### To be done
Copy every line of the records below that holds the word "flux".

### Supplied material
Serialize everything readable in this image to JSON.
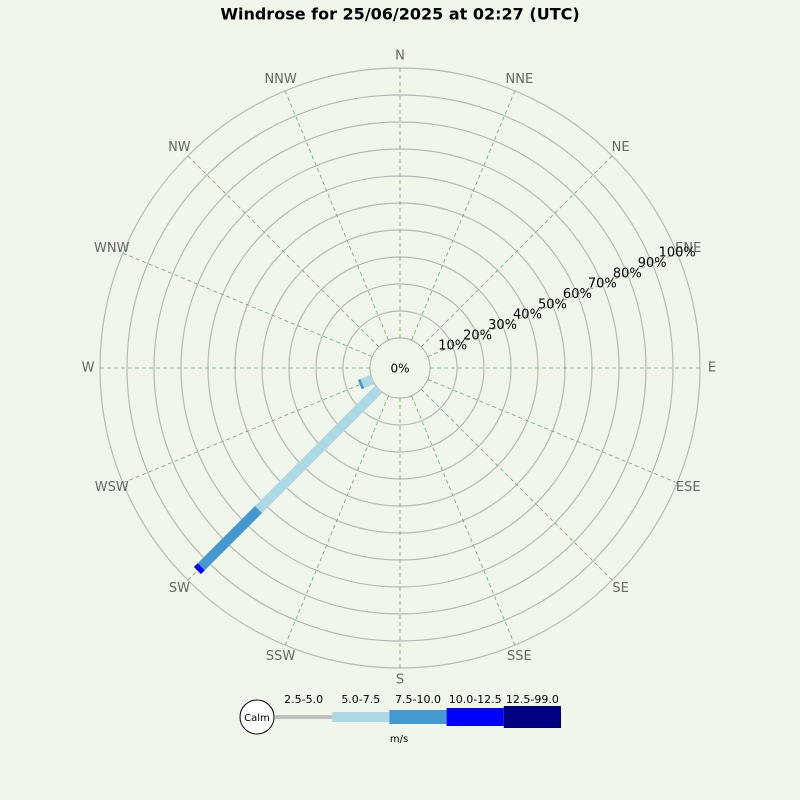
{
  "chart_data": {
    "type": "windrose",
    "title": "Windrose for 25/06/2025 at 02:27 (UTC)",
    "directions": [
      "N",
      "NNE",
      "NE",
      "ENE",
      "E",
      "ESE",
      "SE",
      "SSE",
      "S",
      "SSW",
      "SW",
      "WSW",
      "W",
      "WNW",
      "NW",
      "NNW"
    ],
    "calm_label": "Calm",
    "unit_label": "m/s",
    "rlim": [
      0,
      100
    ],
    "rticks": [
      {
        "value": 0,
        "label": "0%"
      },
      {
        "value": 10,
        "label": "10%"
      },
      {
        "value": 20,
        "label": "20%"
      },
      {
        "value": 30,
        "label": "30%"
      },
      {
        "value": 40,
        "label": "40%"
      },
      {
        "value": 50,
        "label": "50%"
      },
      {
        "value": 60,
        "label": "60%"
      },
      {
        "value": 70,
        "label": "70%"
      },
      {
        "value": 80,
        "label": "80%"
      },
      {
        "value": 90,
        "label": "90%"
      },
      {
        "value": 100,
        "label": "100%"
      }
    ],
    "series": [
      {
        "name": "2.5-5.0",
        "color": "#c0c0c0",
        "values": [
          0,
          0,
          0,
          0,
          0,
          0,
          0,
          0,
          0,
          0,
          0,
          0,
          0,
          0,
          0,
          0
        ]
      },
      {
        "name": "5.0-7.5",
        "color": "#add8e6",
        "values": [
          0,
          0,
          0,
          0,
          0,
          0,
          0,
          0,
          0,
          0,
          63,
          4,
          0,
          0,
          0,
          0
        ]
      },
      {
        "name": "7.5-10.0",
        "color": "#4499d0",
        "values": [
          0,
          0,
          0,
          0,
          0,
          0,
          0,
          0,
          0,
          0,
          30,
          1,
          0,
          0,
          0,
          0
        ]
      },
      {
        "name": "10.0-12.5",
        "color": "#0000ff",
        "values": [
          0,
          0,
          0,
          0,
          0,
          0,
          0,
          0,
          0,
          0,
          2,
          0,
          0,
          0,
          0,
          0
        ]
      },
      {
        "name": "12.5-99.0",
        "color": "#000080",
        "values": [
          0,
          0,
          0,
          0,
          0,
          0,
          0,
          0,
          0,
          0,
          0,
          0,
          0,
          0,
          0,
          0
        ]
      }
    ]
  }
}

...

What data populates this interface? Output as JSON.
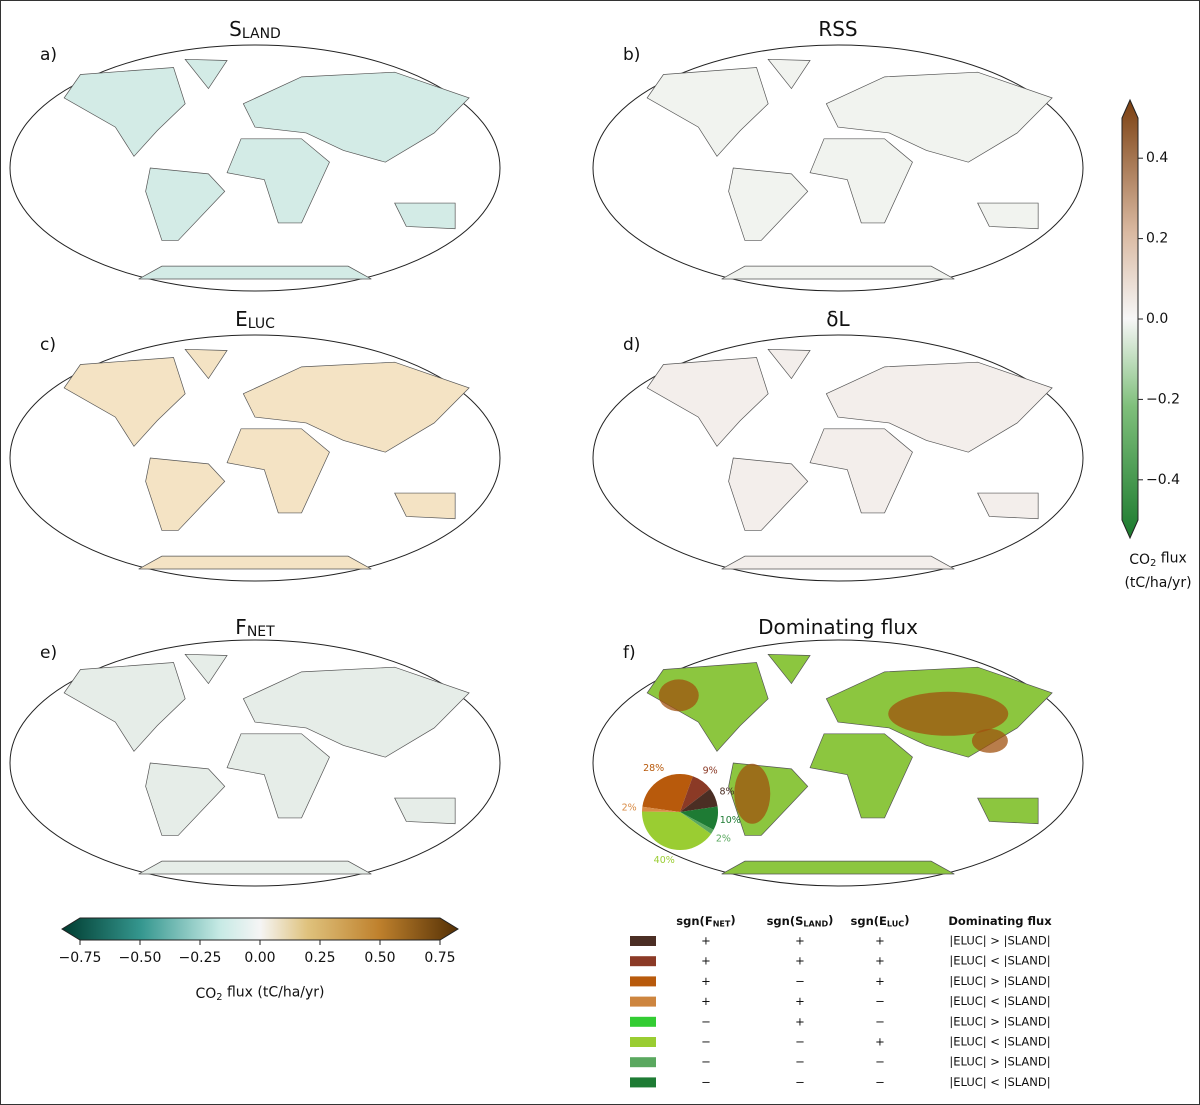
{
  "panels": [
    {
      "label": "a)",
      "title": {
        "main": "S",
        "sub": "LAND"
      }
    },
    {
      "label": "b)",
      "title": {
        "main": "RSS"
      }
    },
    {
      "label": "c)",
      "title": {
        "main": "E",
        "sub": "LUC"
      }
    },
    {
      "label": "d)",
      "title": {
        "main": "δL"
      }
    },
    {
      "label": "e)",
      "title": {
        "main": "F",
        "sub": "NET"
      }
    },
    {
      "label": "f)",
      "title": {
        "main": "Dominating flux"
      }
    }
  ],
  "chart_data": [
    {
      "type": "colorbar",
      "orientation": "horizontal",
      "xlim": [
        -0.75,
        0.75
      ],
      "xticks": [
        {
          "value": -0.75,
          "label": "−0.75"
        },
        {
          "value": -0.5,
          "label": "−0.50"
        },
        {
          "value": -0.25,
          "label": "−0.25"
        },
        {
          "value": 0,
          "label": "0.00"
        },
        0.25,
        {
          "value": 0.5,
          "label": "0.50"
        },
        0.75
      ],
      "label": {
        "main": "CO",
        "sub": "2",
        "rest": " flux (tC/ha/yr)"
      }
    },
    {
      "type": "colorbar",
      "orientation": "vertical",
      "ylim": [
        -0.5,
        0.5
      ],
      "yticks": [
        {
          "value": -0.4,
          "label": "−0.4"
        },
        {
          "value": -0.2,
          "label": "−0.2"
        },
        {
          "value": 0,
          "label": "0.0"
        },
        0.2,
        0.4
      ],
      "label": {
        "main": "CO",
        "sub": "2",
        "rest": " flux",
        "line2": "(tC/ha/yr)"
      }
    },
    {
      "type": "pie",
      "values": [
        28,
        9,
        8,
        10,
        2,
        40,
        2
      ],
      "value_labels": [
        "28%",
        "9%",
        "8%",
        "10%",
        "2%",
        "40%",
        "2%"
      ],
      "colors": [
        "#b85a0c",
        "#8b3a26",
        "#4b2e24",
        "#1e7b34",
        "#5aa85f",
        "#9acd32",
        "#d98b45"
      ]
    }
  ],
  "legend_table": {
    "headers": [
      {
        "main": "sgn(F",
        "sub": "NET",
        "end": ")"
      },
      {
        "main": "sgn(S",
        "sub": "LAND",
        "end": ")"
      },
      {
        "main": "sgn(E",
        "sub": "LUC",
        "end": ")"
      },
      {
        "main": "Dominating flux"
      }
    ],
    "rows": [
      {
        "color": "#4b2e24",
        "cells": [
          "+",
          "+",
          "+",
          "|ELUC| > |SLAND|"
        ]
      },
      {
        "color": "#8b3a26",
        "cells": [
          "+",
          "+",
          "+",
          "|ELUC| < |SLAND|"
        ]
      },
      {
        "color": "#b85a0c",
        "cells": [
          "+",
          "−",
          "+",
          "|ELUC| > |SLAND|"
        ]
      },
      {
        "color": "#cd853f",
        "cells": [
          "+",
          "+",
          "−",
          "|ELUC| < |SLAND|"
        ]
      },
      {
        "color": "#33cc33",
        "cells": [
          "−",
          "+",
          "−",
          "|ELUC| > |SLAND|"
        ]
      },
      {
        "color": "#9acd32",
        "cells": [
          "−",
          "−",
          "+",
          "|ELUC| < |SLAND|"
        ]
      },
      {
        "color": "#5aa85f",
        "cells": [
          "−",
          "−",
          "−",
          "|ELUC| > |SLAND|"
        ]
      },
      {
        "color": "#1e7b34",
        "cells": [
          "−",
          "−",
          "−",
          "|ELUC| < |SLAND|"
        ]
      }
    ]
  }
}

---

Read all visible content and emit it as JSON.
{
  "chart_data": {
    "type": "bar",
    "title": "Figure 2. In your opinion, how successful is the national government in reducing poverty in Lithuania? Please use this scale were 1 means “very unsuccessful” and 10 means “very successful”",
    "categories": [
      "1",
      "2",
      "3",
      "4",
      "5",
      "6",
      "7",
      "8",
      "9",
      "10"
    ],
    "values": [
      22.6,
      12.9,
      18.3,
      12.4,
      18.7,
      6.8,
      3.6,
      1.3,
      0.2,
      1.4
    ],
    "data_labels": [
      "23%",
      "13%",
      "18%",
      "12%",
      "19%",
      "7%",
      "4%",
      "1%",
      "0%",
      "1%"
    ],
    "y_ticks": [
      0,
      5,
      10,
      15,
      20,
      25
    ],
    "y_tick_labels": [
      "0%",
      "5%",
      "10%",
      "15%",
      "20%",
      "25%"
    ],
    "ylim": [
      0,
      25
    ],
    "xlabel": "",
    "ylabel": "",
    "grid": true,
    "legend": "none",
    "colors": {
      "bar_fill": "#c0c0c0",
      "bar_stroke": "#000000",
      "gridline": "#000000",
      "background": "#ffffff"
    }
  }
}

### Solution to the problem
        "main": "Dominating flux"
        "rest": " flux (tC/ha/yr)"
        "rest": " flux",
        "main": "Dominating flux"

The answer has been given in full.